(Data records)
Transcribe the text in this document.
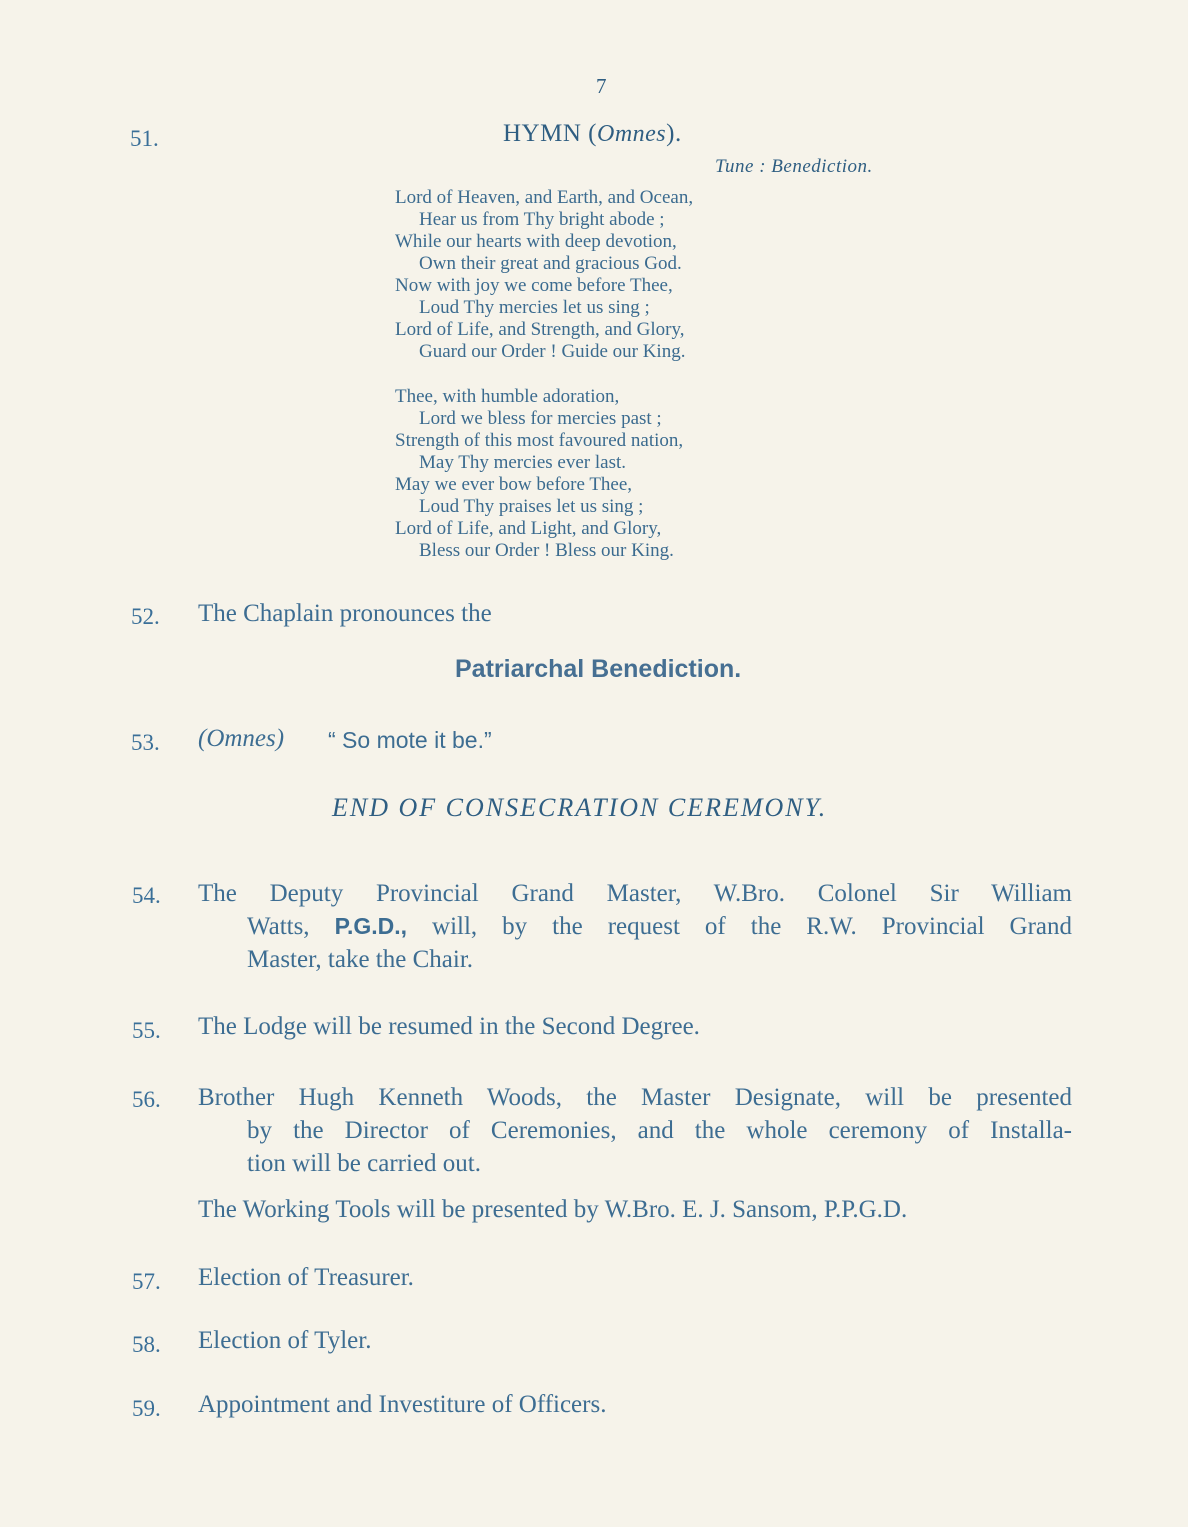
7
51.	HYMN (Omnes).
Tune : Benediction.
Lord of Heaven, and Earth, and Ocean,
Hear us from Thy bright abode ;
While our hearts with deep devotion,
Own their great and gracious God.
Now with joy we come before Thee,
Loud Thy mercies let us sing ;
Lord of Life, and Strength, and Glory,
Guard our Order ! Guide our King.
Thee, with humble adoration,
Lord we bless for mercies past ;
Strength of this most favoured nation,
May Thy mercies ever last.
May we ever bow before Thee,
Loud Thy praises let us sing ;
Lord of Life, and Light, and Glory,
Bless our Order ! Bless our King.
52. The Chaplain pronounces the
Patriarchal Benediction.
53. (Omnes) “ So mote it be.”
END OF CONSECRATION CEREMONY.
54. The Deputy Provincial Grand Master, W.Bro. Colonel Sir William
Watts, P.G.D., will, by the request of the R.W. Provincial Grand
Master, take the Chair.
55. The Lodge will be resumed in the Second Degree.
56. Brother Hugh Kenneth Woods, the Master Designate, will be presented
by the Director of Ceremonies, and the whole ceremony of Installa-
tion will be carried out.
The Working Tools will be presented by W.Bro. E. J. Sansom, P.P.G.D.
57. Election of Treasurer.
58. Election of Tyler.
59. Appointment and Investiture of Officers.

---

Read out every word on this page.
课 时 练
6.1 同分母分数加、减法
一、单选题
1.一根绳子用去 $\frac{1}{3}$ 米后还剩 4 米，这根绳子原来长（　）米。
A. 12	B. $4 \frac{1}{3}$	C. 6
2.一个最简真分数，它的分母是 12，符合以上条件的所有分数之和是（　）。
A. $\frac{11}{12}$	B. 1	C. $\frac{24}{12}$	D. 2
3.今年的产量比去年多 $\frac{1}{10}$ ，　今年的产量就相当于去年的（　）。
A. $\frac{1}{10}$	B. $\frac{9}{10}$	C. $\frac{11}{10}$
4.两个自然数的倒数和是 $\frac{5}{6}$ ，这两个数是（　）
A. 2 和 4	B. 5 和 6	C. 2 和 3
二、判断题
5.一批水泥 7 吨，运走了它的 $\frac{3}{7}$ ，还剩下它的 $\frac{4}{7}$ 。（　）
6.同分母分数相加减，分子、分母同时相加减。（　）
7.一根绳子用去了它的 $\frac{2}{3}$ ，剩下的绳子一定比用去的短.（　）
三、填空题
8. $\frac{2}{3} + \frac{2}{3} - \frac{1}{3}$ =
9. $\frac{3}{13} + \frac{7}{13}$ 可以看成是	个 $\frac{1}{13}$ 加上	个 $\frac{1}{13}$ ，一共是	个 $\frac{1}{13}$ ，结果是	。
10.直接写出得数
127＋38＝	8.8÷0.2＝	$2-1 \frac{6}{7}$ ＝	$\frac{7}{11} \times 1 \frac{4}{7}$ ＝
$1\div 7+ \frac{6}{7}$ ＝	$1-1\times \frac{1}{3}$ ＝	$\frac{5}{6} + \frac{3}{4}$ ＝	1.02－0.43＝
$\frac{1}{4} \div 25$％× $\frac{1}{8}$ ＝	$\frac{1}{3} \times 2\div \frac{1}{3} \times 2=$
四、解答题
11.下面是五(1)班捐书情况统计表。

**Set task:**
Copy every line from the records above that contains the word "before".

**Answer to this task:**
Now with joy we come before Thee,
May we ever bow before Thee,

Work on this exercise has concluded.